Dataset rows of page text
□ □ □ □ □
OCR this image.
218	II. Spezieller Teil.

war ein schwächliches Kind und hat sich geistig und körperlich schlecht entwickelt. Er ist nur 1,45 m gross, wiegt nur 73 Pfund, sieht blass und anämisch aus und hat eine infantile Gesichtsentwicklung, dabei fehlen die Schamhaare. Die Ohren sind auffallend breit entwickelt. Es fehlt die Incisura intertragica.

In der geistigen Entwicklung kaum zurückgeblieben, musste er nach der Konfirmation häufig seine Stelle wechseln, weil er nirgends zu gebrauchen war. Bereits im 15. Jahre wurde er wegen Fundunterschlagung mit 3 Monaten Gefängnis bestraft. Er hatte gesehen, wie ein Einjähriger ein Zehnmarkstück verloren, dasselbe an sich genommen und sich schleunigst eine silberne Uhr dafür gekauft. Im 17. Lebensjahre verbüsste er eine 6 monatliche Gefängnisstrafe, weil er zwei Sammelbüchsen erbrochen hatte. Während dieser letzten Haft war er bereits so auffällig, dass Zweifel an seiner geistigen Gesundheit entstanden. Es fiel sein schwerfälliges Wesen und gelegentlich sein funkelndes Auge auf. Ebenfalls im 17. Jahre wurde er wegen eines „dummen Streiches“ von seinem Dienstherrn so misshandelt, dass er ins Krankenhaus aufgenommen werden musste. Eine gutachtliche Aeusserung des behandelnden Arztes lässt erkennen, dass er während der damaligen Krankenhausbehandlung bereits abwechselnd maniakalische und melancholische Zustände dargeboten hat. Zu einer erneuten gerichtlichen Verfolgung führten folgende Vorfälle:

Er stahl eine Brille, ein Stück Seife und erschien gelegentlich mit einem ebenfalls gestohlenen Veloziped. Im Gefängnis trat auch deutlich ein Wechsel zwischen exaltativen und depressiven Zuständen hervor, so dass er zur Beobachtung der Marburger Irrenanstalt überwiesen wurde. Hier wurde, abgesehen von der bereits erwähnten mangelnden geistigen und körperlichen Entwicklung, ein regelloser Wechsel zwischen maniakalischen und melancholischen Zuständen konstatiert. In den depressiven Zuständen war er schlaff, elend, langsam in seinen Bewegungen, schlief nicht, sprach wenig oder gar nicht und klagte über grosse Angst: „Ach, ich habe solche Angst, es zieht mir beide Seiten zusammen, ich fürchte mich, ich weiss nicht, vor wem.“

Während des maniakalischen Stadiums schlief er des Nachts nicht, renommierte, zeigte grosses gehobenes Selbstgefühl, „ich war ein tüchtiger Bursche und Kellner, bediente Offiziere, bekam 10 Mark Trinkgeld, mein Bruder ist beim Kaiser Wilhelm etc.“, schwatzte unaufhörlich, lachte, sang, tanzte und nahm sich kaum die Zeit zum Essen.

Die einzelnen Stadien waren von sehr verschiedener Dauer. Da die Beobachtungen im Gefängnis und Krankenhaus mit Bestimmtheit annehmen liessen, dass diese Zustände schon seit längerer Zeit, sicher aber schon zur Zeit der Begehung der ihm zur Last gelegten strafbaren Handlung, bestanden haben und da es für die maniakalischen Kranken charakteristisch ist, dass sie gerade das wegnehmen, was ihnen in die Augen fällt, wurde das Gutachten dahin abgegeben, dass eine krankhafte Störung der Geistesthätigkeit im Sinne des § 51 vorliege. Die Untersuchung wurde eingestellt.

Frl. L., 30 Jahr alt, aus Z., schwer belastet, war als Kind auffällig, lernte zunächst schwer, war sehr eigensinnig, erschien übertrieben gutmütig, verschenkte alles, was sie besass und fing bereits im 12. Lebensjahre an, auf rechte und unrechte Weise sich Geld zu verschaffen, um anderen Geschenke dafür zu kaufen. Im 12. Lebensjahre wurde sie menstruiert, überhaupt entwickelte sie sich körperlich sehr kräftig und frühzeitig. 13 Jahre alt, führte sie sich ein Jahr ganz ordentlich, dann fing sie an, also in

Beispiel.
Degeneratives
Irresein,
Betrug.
□ □ □ □ □
• _Task_
An exact reproduction of all the records is needed.

• _The answer_
OCR this image.
218	II. Spezieller Teil.

war ein schwächliches Kind und hat sich geistig und körperlich schlecht entwickelt. Er ist nur 1,45 m gross, wiegt nur 73 Pfund, sieht blass und anämisch aus und hat eine infantile Gesichtsentwicklung, dabei fehlen die Schamhaare. Die Ohren sind auffallend breit entwickelt. Es fehlt die Incisura intertragica.

In der geistigen Entwicklung kaum zurückgeblieben, musste er nach der Konfirmation häufig seine Stelle wechseln, weil er nirgends zu gebrauchen war. Bereits im 15. Jahre wurde er wegen Fundunterschlagung mit 3 Monaten Gefängnis bestraft. Er hatte gesehen, wie ein Einjähriger ein Zehnmarkstück verloren, dasselbe an sich genommen und sich schleunigst eine silberne Uhr dafür gekauft. Im 17. Lebensjahre verbüsste er eine 6 monatliche Gefängnisstrafe, weil er zwei Sammelbüchsen erbrochen hatte. Während dieser letzten Haft war er bereits so auffällig, dass Zweifel an seiner geistigen Gesundheit entstanden. Es fiel sein schwerfälliges Wesen und gelegentlich sein funkelndes Auge auf. Ebenfalls im 17. Jahre wurde er wegen eines „dummen Streiches“ von seinem Dienstherrn so misshandelt, dass er ins Krankenhaus aufgenommen werden musste. Eine gutachtliche Aeusserung des behandelnden Arztes lässt erkennen, dass er während der damaligen Krankenhausbehandlung bereits abwechselnd maniakalische und melancholische Zustände dargeboten hat. Zu einer erneuten gerichtlichen Verfolgung führten folgende Vorfälle:

Er stahl eine Brille, ein Stück Seife und erschien gelegentlich mit einem ebenfalls gestohlenen Veloziped. Im Gefängnis trat auch deutlich ein Wechsel zwischen exaltativen und depressiven Zuständen hervor, so dass er zur Beobachtung der Marburger Irrenanstalt überwiesen wurde. Hier wurde, abgesehen von der bereits erwähnten mangelnden geistigen und körperlichen Entwicklung, ein regelloser Wechsel zwischen maniakalischen und melancholischen Zuständen konstatiert. In den depressiven Zuständen war er schlaff, elend, langsam in seinen Bewegungen, schlief nicht, sprach wenig oder gar nicht und klagte über grosse Angst: „Ach, ich habe solche Angst, es zieht mir beide Seiten zusammen, ich fürchte mich, ich weiss nicht, vor wem.“

Während des maniakalischen Stadiums schlief er des Nachts nicht, renommierte, zeigte grosses gehobenes Selbstgefühl, „ich war ein tüchtiger Bursche und Kellner, bediente Offiziere, bekam 10 Mark Trinkgeld, mein Bruder ist beim Kaiser Wilhelm etc.“, schwatzte unaufhörlich, lachte, sang, tanzte und nahm sich kaum die Zeit zum Essen.

Die einzelnen Stadien waren von sehr verschiedener Dauer. Da die Beobachtungen im Gefängnis und Krankenhaus mit Bestimmtheit annehmen liessen, dass diese Zustände schon seit längerer Zeit, sicher aber schon zur Zeit der Begehung der ihm zur Last gelegten strafbaren Handlung, bestanden haben und da es für die maniakalischen Kranken charakteristisch ist, dass sie gerade das wegnehmen, was ihnen in die Augen fällt, wurde das Gutachten dahin abgegeben, dass eine krankhafte Störung der Geistesthätigkeit im Sinne des § 51 vorliege. Die Untersuchung wurde eingestellt.

Frl. L., 30 Jahr alt, aus Z., schwer belastet, war als Kind auffällig, lernte zunächst schwer, war sehr eigensinnig, erschien übertrieben gutmütig, verschenkte alles, was sie besass und fing bereits im 12. Lebensjahre an, auf rechte und unrechte Weise sich Geld zu verschaffen, um anderen Geschenke dafür zu kaufen. Im 12. Lebensjahre wurde sie menstruiert, überhaupt entwickelte sie sich körperlich sehr kräftig und frühzeitig. 13 Jahre alt, führte sie sich ein Jahr ganz ordentlich, dann fing sie an, also in

Beispiel.
Degeneratives
Irresein,
Betrug.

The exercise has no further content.